** START STORED DATA **

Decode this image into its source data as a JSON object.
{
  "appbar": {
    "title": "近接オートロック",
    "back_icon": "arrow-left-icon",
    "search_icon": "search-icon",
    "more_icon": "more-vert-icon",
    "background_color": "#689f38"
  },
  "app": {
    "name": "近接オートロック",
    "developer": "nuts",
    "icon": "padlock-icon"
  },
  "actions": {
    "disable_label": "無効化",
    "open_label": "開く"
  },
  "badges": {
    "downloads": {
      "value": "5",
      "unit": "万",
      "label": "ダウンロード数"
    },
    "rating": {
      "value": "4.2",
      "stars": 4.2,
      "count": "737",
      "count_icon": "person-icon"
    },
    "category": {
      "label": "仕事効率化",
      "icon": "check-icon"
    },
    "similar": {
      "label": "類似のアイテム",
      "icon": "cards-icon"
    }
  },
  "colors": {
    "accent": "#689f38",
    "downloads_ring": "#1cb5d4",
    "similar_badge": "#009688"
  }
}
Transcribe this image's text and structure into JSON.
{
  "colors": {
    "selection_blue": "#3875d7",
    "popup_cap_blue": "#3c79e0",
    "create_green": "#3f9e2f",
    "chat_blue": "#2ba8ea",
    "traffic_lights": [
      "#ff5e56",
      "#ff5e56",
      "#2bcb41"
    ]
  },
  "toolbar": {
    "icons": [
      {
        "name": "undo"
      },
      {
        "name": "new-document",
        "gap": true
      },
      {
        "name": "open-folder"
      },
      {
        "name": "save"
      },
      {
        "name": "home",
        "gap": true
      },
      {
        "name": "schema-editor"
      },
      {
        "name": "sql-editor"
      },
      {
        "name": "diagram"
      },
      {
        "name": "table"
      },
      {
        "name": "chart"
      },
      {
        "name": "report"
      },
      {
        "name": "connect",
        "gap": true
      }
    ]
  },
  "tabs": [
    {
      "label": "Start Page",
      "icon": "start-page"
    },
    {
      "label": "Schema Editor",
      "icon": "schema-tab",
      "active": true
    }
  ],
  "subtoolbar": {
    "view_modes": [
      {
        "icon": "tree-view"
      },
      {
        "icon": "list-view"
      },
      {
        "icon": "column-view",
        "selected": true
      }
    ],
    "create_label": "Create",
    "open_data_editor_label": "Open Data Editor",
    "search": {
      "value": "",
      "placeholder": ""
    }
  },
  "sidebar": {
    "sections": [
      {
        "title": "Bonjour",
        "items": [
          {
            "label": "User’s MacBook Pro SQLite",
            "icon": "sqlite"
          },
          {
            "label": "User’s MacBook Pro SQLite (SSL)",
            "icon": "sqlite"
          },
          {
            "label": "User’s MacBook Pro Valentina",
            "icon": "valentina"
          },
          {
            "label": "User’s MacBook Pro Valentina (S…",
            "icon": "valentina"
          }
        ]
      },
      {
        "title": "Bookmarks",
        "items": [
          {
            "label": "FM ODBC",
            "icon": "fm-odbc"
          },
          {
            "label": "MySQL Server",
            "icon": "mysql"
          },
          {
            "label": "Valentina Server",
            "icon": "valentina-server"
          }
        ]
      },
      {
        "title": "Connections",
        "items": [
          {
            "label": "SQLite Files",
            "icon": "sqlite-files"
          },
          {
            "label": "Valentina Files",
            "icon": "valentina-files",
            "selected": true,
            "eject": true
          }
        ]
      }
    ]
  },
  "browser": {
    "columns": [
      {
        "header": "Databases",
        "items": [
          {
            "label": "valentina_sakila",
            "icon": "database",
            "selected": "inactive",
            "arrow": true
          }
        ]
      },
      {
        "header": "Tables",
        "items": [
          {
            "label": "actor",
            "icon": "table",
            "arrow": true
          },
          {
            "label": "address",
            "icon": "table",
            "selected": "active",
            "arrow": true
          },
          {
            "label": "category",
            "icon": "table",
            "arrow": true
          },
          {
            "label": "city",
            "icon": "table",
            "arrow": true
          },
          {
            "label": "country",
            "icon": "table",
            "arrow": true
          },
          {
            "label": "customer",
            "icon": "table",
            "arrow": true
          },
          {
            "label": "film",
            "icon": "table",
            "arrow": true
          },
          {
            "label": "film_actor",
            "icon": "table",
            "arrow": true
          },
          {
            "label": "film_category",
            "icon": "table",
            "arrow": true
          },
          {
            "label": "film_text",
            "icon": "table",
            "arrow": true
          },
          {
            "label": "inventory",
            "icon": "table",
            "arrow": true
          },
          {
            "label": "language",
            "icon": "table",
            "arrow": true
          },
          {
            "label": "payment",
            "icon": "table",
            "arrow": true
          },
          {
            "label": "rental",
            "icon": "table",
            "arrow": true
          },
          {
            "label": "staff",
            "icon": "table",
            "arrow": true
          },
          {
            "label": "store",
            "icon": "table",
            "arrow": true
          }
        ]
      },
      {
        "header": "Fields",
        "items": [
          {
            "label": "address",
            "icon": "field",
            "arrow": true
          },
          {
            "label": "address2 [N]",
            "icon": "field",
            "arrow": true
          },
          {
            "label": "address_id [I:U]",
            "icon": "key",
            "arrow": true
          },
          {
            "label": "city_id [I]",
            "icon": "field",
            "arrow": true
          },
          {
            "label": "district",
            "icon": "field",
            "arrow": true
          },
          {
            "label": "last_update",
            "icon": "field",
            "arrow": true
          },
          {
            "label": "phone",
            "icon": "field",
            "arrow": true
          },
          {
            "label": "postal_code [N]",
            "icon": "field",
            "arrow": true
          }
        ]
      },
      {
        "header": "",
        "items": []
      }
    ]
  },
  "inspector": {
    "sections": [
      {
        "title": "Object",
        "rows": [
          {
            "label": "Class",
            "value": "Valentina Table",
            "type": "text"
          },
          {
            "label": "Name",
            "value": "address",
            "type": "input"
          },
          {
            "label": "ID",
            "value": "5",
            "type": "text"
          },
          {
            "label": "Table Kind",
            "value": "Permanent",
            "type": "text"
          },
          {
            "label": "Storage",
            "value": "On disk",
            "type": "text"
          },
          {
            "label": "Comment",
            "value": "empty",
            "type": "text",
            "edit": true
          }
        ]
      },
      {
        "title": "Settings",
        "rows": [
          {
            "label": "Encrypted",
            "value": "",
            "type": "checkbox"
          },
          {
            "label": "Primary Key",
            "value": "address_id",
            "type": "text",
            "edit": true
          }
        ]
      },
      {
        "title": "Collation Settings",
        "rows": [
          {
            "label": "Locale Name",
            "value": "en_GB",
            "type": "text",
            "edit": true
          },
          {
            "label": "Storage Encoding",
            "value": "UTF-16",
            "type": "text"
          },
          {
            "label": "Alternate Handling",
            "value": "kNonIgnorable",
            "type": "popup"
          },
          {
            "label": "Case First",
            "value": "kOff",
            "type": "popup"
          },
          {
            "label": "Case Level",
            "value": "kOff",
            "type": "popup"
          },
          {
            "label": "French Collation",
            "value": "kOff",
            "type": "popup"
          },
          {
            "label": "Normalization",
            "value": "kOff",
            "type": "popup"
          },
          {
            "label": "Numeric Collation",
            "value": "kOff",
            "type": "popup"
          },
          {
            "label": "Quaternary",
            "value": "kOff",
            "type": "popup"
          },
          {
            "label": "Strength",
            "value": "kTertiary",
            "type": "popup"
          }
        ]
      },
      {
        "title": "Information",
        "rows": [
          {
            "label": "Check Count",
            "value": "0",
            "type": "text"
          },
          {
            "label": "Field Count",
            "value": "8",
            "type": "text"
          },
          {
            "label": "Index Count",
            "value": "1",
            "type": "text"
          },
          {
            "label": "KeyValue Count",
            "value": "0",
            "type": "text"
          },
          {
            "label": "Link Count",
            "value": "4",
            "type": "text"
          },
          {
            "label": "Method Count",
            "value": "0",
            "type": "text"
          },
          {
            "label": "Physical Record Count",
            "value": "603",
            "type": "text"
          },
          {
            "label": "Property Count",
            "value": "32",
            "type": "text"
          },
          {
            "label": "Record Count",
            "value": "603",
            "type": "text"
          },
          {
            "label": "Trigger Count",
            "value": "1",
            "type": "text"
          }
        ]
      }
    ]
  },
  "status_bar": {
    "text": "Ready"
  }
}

** END STORED DATA **
** START STORED DATA **

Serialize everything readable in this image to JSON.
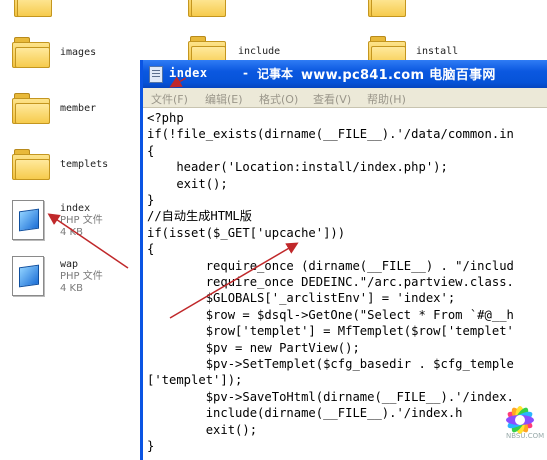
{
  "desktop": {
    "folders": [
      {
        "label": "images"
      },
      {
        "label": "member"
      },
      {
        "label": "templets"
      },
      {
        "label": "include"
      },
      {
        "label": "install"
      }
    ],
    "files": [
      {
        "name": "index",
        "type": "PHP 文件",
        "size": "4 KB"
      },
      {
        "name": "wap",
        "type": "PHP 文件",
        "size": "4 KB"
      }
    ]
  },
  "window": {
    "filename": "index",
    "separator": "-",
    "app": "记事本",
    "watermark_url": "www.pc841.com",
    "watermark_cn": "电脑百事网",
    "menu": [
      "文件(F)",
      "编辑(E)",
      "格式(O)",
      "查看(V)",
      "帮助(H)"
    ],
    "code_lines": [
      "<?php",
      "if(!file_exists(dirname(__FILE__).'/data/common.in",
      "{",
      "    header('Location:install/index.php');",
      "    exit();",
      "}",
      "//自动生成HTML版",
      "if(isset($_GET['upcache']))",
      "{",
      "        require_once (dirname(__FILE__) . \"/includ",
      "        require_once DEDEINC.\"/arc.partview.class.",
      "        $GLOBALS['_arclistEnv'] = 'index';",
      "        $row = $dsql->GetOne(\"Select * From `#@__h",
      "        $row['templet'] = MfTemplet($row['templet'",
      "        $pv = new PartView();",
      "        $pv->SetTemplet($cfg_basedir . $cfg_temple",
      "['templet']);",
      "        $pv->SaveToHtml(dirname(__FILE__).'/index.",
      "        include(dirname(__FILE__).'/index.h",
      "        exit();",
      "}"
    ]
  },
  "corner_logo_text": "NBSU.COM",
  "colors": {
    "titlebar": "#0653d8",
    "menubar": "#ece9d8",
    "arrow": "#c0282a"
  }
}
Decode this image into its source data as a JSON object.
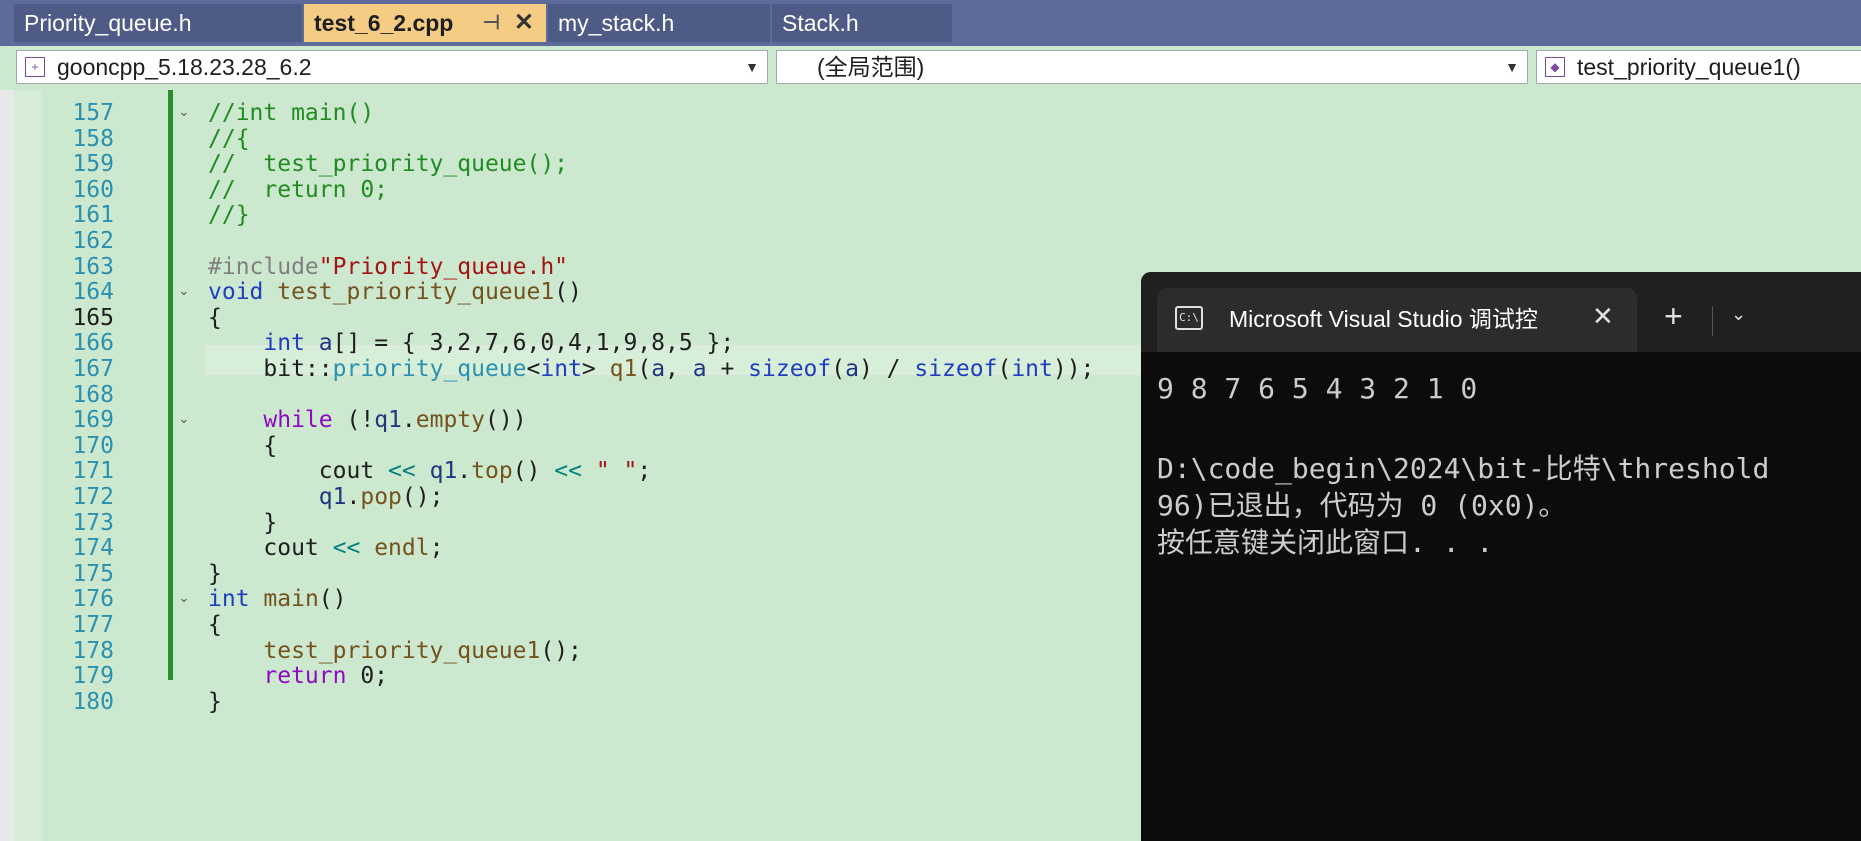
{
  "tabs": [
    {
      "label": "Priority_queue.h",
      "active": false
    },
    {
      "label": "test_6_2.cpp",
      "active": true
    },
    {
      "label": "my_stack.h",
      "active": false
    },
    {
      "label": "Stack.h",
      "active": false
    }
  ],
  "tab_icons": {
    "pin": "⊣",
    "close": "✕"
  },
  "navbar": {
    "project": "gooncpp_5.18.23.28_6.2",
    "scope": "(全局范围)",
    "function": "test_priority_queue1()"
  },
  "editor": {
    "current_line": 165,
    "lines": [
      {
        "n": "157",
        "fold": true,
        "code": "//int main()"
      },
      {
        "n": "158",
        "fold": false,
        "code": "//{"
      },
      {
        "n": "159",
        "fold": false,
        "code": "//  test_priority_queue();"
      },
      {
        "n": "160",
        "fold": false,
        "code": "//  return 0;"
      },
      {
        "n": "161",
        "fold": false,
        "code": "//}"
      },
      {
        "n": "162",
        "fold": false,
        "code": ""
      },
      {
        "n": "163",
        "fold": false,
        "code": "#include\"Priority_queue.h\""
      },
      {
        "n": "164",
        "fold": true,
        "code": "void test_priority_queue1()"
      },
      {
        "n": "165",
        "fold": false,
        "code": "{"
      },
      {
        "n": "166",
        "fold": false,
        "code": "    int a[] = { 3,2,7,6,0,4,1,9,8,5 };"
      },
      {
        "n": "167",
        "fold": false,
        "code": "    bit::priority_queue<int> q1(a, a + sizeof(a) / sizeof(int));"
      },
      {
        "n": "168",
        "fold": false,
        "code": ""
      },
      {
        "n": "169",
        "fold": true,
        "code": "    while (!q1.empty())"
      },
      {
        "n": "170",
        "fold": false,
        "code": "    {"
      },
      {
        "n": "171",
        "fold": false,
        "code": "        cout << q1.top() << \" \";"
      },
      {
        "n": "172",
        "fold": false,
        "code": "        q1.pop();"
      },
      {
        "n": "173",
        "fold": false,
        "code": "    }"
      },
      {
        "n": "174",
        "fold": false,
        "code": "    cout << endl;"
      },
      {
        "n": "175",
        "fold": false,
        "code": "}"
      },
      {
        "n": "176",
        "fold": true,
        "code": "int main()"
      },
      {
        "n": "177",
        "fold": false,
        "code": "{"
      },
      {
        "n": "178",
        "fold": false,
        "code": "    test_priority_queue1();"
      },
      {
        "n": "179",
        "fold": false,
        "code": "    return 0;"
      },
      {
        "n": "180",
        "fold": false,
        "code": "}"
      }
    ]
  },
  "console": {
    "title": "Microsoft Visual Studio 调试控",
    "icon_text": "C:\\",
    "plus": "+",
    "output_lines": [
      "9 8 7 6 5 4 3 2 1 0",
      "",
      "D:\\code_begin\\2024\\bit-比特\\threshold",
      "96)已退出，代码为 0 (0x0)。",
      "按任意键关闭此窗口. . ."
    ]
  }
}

** END STORED DATA **

◆ **AIM OF THE EXERCISE**
Collect the lines of the data that carry the word "install".

◆ **TASK RESULT**
        "label": "install"
      "    header('Location:install/index.php');",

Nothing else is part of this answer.